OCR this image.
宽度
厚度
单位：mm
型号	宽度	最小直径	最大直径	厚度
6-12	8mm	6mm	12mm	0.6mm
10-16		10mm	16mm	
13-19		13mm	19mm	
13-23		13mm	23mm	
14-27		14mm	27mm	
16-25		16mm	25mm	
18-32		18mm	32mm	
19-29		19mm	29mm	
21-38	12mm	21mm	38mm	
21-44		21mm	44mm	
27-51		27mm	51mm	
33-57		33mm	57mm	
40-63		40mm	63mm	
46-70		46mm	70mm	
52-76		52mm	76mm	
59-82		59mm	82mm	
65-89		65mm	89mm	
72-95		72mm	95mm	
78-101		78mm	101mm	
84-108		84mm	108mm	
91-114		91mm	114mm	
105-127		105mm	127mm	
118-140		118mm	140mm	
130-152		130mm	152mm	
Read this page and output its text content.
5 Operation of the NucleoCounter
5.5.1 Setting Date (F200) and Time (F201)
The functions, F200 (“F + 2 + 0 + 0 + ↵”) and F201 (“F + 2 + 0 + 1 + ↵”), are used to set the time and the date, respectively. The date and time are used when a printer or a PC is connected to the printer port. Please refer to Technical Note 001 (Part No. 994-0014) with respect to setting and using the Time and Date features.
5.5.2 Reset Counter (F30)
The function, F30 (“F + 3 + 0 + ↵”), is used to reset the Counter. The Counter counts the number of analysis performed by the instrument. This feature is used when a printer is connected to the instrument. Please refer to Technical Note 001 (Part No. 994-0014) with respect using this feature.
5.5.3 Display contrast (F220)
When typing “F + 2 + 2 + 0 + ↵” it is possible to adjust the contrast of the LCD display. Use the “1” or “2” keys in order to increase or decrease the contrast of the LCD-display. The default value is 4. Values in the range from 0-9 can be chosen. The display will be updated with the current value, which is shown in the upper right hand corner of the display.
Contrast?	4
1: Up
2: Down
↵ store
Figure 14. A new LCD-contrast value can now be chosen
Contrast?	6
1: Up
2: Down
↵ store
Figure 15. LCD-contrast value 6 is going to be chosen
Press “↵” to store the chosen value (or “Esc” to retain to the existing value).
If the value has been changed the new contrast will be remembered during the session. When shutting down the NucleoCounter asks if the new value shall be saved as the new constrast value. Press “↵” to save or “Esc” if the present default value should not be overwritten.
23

• • • •

Required task: Please restate the records in full, word for word.

Solution to this task:
OCR this image.
宽度
厚度
单位：mm
型号	宽度	最小直径	最大直径	厚度
6-12	8mm	6mm	12mm	0.6mm
10-16		10mm	16mm	
13-19		13mm	19mm	
13-23		13mm	23mm	
14-27		14mm	27mm	
16-25		16mm	25mm	
18-32		18mm	32mm	
19-29		19mm	29mm	
21-38	12mm	21mm	38mm	
21-44		21mm	44mm	
27-51		27mm	51mm	
33-57		33mm	57mm	
40-63		40mm	63mm	
46-70		46mm	70mm	
52-76		52mm	76mm	
59-82		59mm	82mm	
65-89		65mm	89mm	
72-95		72mm	95mm	
78-101		78mm	101mm	
84-108		84mm	108mm	
91-114		91mm	114mm	
105-127		105mm	127mm	
118-140		118mm	140mm	
130-152		130mm	152mm	
Read this page and output its text content.
5 Operation of the NucleoCounter
5.5.1 Setting Date (F200) and Time (F201)
The functions, F200 (“F + 2 + 0 + 0 + ↵”) and F201 (“F + 2 + 0 + 1 + ↵”), are used to set the time and the date, respectively. The date and time are used when a printer or a PC is connected to the printer port. Please refer to Technical Note 001 (Part No. 994-0014) with respect to setting and using the Time and Date features.
5.5.2 Reset Counter (F30)
The function, F30 (“F + 3 + 0 + ↵”), is used to reset the Counter. The Counter counts the number of analysis performed by the instrument. This feature is used when a printer is connected to the instrument. Please refer to Technical Note 001 (Part No. 994-0014) with respect using this feature.
5.5.3 Display contrast (F220)
When typing “F + 2 + 2 + 0 + ↵” it is possible to adjust the contrast of the LCD display. Use the “1” or “2” keys in order to increase or decrease the contrast of the LCD-display. The default value is 4. Values in the range from 0-9 can be chosen. The display will be updated with the current value, which is shown in the upper right hand corner of the display.
Contrast?	4
1: Up
2: Down
↵ store
Figure 14. A new LCD-contrast value can now be chosen
Contrast?	6
1: Up
2: Down
↵ store
Figure 15. LCD-contrast value 6 is going to be chosen
Press “↵” to store the chosen value (or “Esc” to retain to the existing value).
If the value has been changed the new contrast will be remembered during the session. When shutting down the NucleoCounter asks if the new value shall be saved as the new constrast value. Press “↵” to save or “Esc” if the present default value should not be overwritten.
23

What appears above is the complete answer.